OBJECTIVE: Report every line from the material that contains the word "color".

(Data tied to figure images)
>> Start

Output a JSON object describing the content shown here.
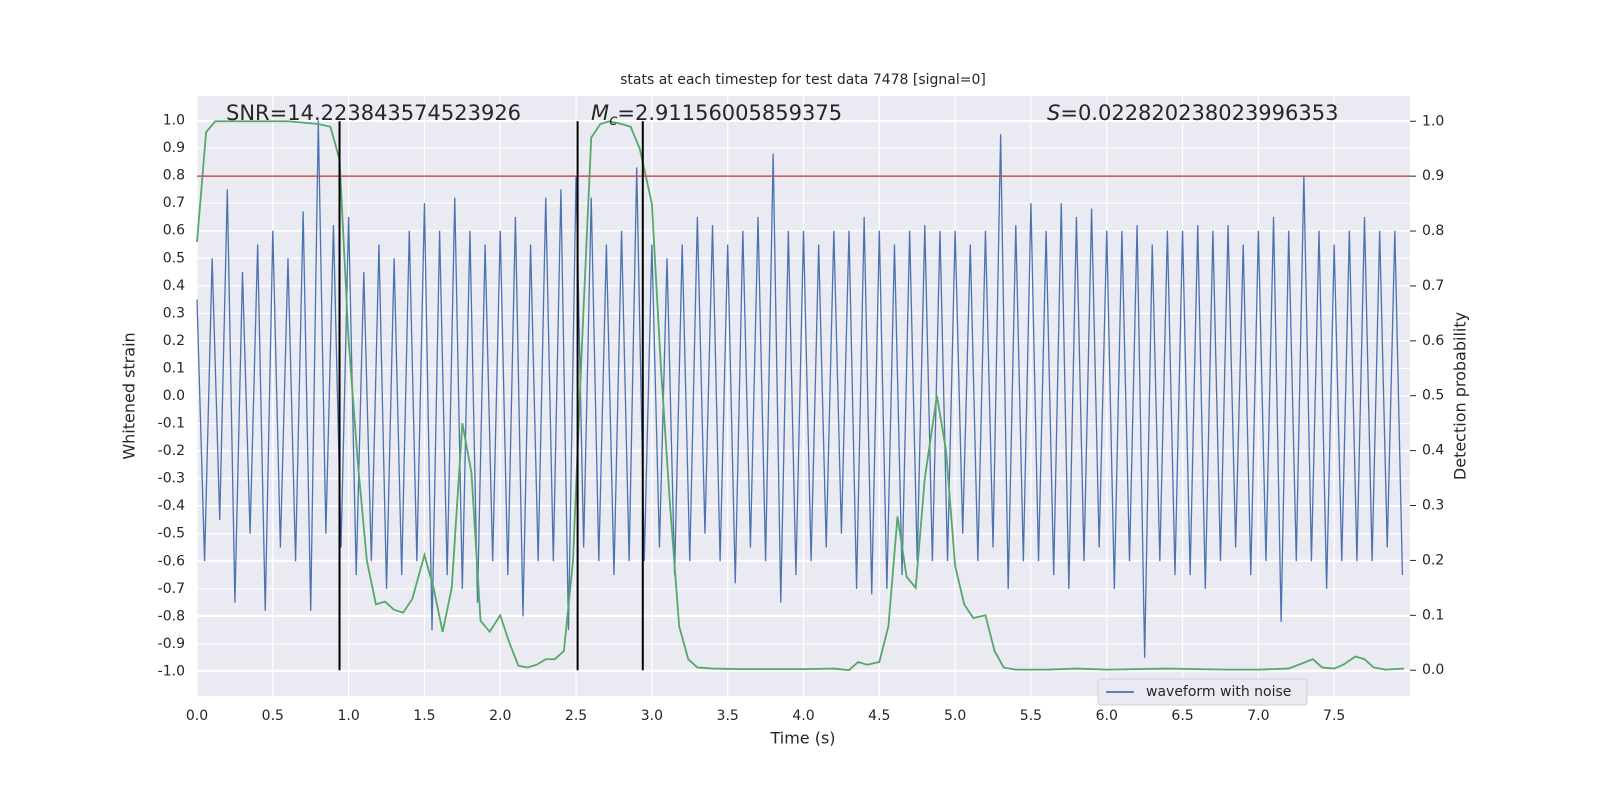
{
  "chart_data": {
    "type": "line",
    "title": "stats at each timestep for test data 7478 [signal=0]",
    "xlabel": "Time (s)",
    "ylabel": "Whitened strain",
    "y2label": "Detection probability",
    "xlim": [
      0,
      8
    ],
    "ylim": [
      -1.089,
      1.089
    ],
    "y2lim": [
      -0.047,
      1.046
    ],
    "grid": true,
    "legend": "lower right",
    "xticks": [
      {
        "value": 0,
        "label": "0.0"
      },
      0.5,
      {
        "value": 1,
        "label": "1.0"
      },
      1.5,
      {
        "value": 2,
        "label": "2.0"
      },
      2.5,
      {
        "value": 3,
        "label": "3.0"
      },
      3.5,
      {
        "value": 4,
        "label": "4.0"
      },
      4.5,
      {
        "value": 5,
        "label": "5.0"
      },
      5.5,
      {
        "value": 6,
        "label": "6.0"
      },
      6.5,
      {
        "value": 7,
        "label": "7.0"
      },
      7.5
    ],
    "yticks": [
      {
        "value": -1,
        "label": "-1.0"
      },
      -0.9,
      -0.8,
      -0.7,
      -0.6,
      -0.5,
      -0.4,
      -0.3,
      -0.2,
      -0.1,
      {
        "value": 0,
        "label": "0.0"
      },
      0.1,
      0.2,
      0.3,
      0.4,
      0.5,
      0.6,
      0.7,
      0.8,
      0.9,
      {
        "value": 1,
        "label": "1.0"
      }
    ],
    "y2ticks": [
      {
        "value": 0,
        "label": "0.0"
      },
      0.1,
      0.2,
      0.3,
      0.4,
      0.5,
      0.6,
      0.7,
      0.8,
      0.9,
      {
        "value": 1,
        "label": "1.0"
      }
    ],
    "annotations": [
      {
        "text": "SNR=14.223843574523926"
      },
      {
        "symbol": "M",
        "subscript": "c",
        "text": "=2.91156005859375"
      },
      {
        "symbol": "S",
        "text": "=0.022820238023996353"
      }
    ],
    "hline": {
      "value": 0.9,
      "axis": "y2",
      "color": "#c44e52"
    },
    "vlines": {
      "values": [
        0.94,
        2.51,
        2.94
      ],
      "color": "#000000"
    },
    "series": [
      {
        "name": "waveform with noise",
        "color": "#4c72b0",
        "x": [
          0,
          0.05,
          0.1,
          0.15,
          0.2,
          0.25,
          0.3,
          0.35,
          0.4,
          0.45,
          0.5,
          0.55,
          0.6,
          0.65,
          0.7,
          0.75,
          0.8,
          0.85,
          0.9,
          0.95,
          1,
          1.05,
          1.1,
          1.15,
          1.2,
          1.25,
          1.3,
          1.35,
          1.4,
          1.45,
          1.5,
          1.55,
          1.6,
          1.65,
          1.7,
          1.75,
          1.8,
          1.85,
          1.9,
          1.95,
          2,
          2.05,
          2.1,
          2.15,
          2.2,
          2.25,
          2.3,
          2.35,
          2.4,
          2.45,
          2.5,
          2.55,
          2.6,
          2.65,
          2.7,
          2.75,
          2.8,
          2.85,
          2.9,
          2.95,
          3,
          3.05,
          3.1,
          3.15,
          3.2,
          3.25,
          3.3,
          3.35,
          3.4,
          3.45,
          3.5,
          3.55,
          3.6,
          3.65,
          3.7,
          3.75,
          3.8,
          3.85,
          3.9,
          3.95,
          4,
          4.05,
          4.1,
          4.15,
          4.2,
          4.25,
          4.3,
          4.35,
          4.4,
          4.45,
          4.5,
          4.55,
          4.6,
          4.65,
          4.7,
          4.75,
          4.8,
          4.85,
          4.9,
          4.95,
          5,
          5.05,
          5.1,
          5.15,
          5.2,
          5.25,
          5.3,
          5.35,
          5.4,
          5.45,
          5.5,
          5.55,
          5.6,
          5.65,
          5.7,
          5.75,
          5.8,
          5.85,
          5.9,
          5.95,
          6,
          6.05,
          6.1,
          6.15,
          6.2,
          6.25,
          6.3,
          6.35,
          6.4,
          6.45,
          6.5,
          6.55,
          6.6,
          6.65,
          6.7,
          6.75,
          6.8,
          6.85,
          6.9,
          6.95,
          7,
          7.05,
          7.1,
          7.15,
          7.2,
          7.25,
          7.3,
          7.35,
          7.4,
          7.45,
          7.5,
          7.55,
          7.6,
          7.65,
          7.7,
          7.75,
          7.8,
          7.85,
          7.9,
          7.95
        ],
        "values": [
          0.35,
          -0.6,
          0.5,
          -0.45,
          0.75,
          -0.75,
          0.45,
          -0.5,
          0.55,
          -0.78,
          0.6,
          -0.55,
          0.5,
          -0.6,
          0.67,
          -0.78,
          1.0,
          -0.5,
          0.62,
          -0.55,
          0.65,
          -0.65,
          0.45,
          -0.6,
          0.55,
          -0.7,
          0.5,
          -0.65,
          0.6,
          -0.6,
          0.7,
          -0.85,
          0.6,
          -0.65,
          0.72,
          -0.7,
          0.6,
          -0.75,
          0.55,
          -0.6,
          0.6,
          -0.65,
          0.65,
          -0.8,
          0.55,
          -0.6,
          0.72,
          -0.6,
          0.75,
          -0.85,
          0.8,
          -0.55,
          0.72,
          -0.6,
          0.55,
          -0.65,
          0.6,
          -0.6,
          0.83,
          -0.6,
          0.55,
          -0.55,
          0.5,
          -0.65,
          0.55,
          -0.6,
          0.65,
          -0.5,
          0.62,
          -0.6,
          0.55,
          -0.68,
          0.6,
          -0.55,
          0.65,
          -0.6,
          0.88,
          -0.75,
          0.6,
          -0.65,
          0.6,
          -0.6,
          0.55,
          -0.55,
          0.6,
          -0.5,
          0.6,
          -0.7,
          0.65,
          -0.72,
          0.6,
          -0.7,
          0.55,
          -0.65,
          0.6,
          -0.6,
          0.62,
          -0.6,
          0.6,
          -0.6,
          0.6,
          -0.5,
          0.55,
          -0.6,
          0.6,
          -0.55,
          0.95,
          -0.7,
          0.62,
          -0.6,
          0.7,
          -0.6,
          0.6,
          -0.65,
          0.7,
          -0.7,
          0.65,
          -0.6,
          0.68,
          -0.55,
          0.6,
          -0.7,
          0.6,
          -0.6,
          0.62,
          -0.95,
          0.55,
          -0.6,
          0.6,
          -0.65,
          0.6,
          -0.65,
          0.62,
          -0.7,
          0.6,
          -0.6,
          0.62,
          -0.55,
          0.55,
          -0.65,
          0.6,
          -0.6,
          0.65,
          -0.82,
          0.6,
          -0.6,
          0.8,
          -0.6,
          0.6,
          -0.7,
          0.55,
          -0.6,
          0.6,
          -0.6,
          0.65,
          -0.6,
          0.6,
          -0.55,
          0.6,
          -0.65
        ]
      },
      {
        "color": "#55a868",
        "axis": "y2",
        "x": [
          0,
          0.06,
          0.12,
          0.4,
          0.6,
          0.8,
          0.88,
          0.94,
          1,
          1.06,
          1.12,
          1.18,
          1.24,
          1.3,
          1.36,
          1.42,
          1.5,
          1.56,
          1.62,
          1.68,
          1.75,
          1.81,
          1.87,
          1.93,
          2,
          2.06,
          2.12,
          2.18,
          2.24,
          2.3,
          2.36,
          2.42,
          2.48,
          2.54,
          2.6,
          2.66,
          2.72,
          2.8,
          2.86,
          2.92,
          3,
          3.06,
          3.12,
          3.18,
          3.24,
          3.3,
          3.4,
          3.6,
          3.8,
          4,
          4.2,
          4.3,
          4.36,
          4.42,
          4.5,
          4.56,
          4.62,
          4.68,
          4.74,
          4.8,
          4.88,
          4.94,
          5,
          5.06,
          5.12,
          5.2,
          5.26,
          5.32,
          5.4,
          5.6,
          5.8,
          6,
          6.2,
          6.4,
          6.6,
          6.8,
          7,
          7.2,
          7.36,
          7.42,
          7.5,
          7.56,
          7.64,
          7.7,
          7.76,
          7.84,
          7.96
        ],
        "values": [
          0.78,
          0.98,
          1.0,
          1.0,
          1.0,
          0.995,
          0.99,
          0.93,
          0.6,
          0.38,
          0.2,
          0.12,
          0.125,
          0.11,
          0.105,
          0.13,
          0.21,
          0.15,
          0.07,
          0.15,
          0.45,
          0.36,
          0.09,
          0.07,
          0.1,
          0.05,
          0.008,
          0.005,
          0.01,
          0.02,
          0.02,
          0.035,
          0.2,
          0.6,
          0.97,
          0.995,
          1.0,
          0.995,
          0.99,
          0.95,
          0.85,
          0.55,
          0.3,
          0.08,
          0.02,
          0.005,
          0.003,
          0.002,
          0.002,
          0.002,
          0.003,
          0.0,
          0.015,
          0.01,
          0.015,
          0.08,
          0.28,
          0.17,
          0.15,
          0.35,
          0.5,
          0.4,
          0.19,
          0.12,
          0.095,
          0.1,
          0.035,
          0.005,
          0.001,
          0.001,
          0.003,
          0.001,
          0.002,
          0.003,
          0.002,
          0.001,
          0.001,
          0.003,
          0.02,
          0.005,
          0.003,
          0.01,
          0.025,
          0.02,
          0.005,
          0.001,
          0.003
        ]
      }
    ]
  }
}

>> End

IN RESPONSE:
      "color": "#c44e52"
      "color": "#000000"
        "color": "#4c72b0",
        "color": "#55a868",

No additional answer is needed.